=== DIRECTION ===
Below are records to transcribe exactly, without their pictures.

=== MATERIAL TO PROCESS ===
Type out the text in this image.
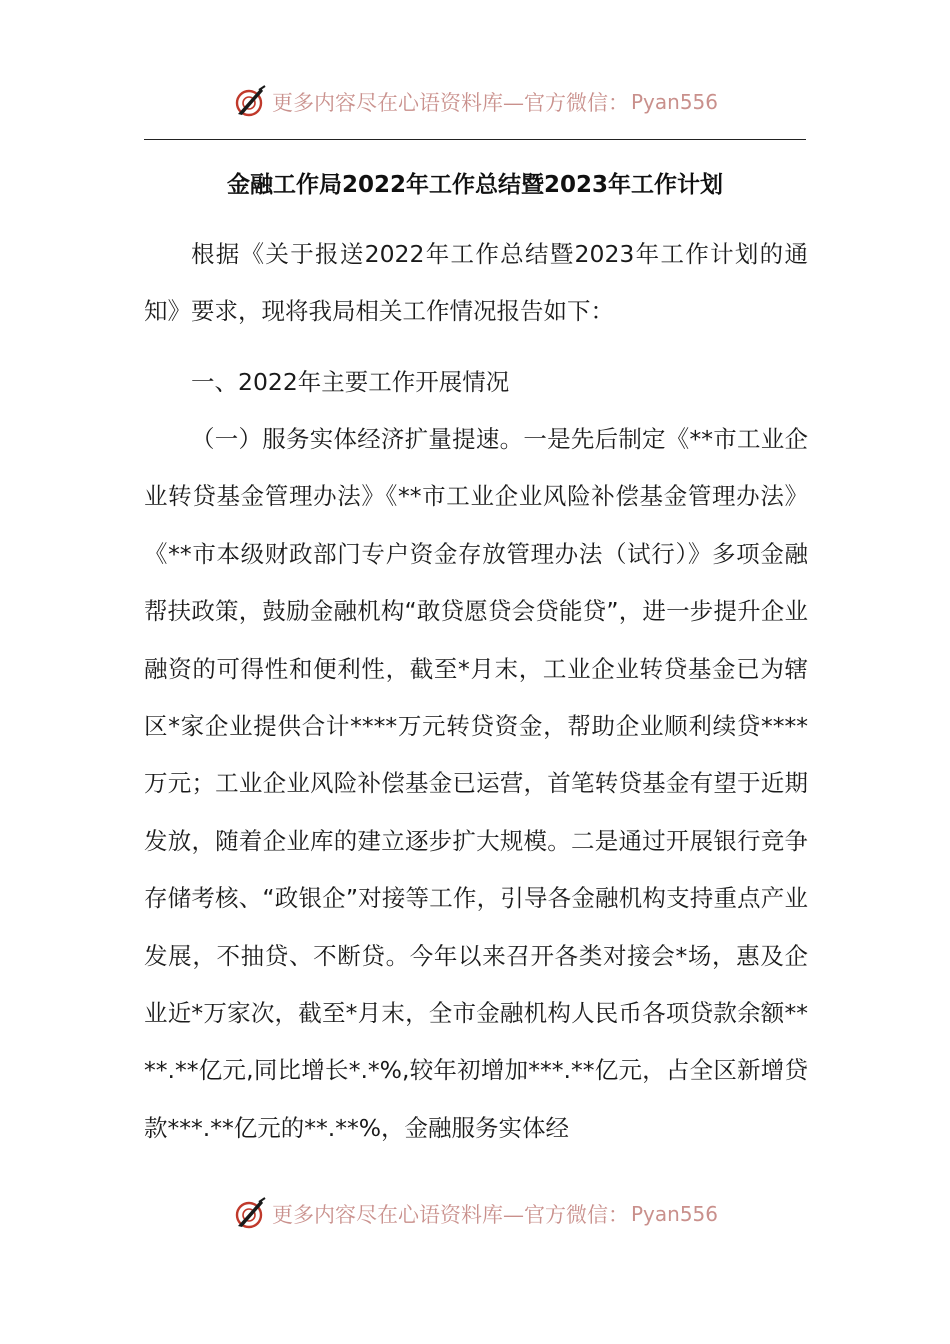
更多内容尽在心语资料库—官方微信： Pyan556
金融工作局2022年工作总结暨2023年工作计划
根据《关于报送2022年工作总结暨2023年工作计划的通知》要求，现将我局相关工作情况报告如下：
一、2022年主要工作开展情况
（一）服务实体经济扩量提速。一是先后制定《**市工业企业转贷基金管理办法》《**市工业企业风险补偿基金管理办法》《**市本级财政部门专户资金存放管理办法（试行）》多项金融帮扶政策，鼓励金融机构“敢贷愿贷会贷能贷”，进一步提升企业融资的可得性和便利性，截至*月末，工业企业转贷基金已为辖区*家企业提供合计****万元转贷资金，帮助企业顺利续贷****万元；工业企业风险补偿基金已运营，首笔转贷基金有望于近期发放，随着企业库的建立逐步扩大规模。二是通过开展银行竞争存储考核、“政银企”对接等工作，引导各金融机构支持重点产业发展，不抽贷、不断贷。今年以来召开各类对接会*场，惠及企业近*万家次，截至*月末，全市金融机构人民币各项贷款余额****.**亿元,同比增长*.*%,较年初增加***.**亿元，占全区新增贷款***.**亿元的**.**%，金融服务实体经
更多内容尽在心语资料库—官方微信： Pyan556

=== RESULT ===
Type out the text in this image.
更多内容尽在心语资料库—官方微信： Pyan556
金融工作局2022年工作总结暨2023年工作计划
根据《关于报送2022年工作总结暨2023年工作计划的通知》要求，现将我局相关工作情况报告如下：
一、2022年主要工作开展情况
（一）服务实体经济扩量提速。一是先后制定《**市工业企业转贷基金管理办法》《**市工业企业风险补偿基金管理办法》《**市本级财政部门专户资金存放管理办法（试行）》多项金融帮扶政策，鼓励金融机构“敢贷愿贷会贷能贷”，进一步提升企业融资的可得性和便利性，截至*月末，工业企业转贷基金已为辖区*家企业提供合计****万元转贷资金，帮助企业顺利续贷****万元；工业企业风险补偿基金已运营，首笔转贷基金有望于近期发放，随着企业库的建立逐步扩大规模。二是通过开展银行竞争存储考核、“政银企”对接等工作，引导各金融机构支持重点产业发展，不抽贷、不断贷。今年以来召开各类对接会*场，惠及企业近*万家次，截至*月末，全市金融机构人民币各项贷款余额****.**亿元,同比增长*.*%,较年初增加***.**亿元，占全区新增贷款***.**亿元的**.**%，金融服务实体经
更多内容尽在心语资料库—官方微信： Pyan556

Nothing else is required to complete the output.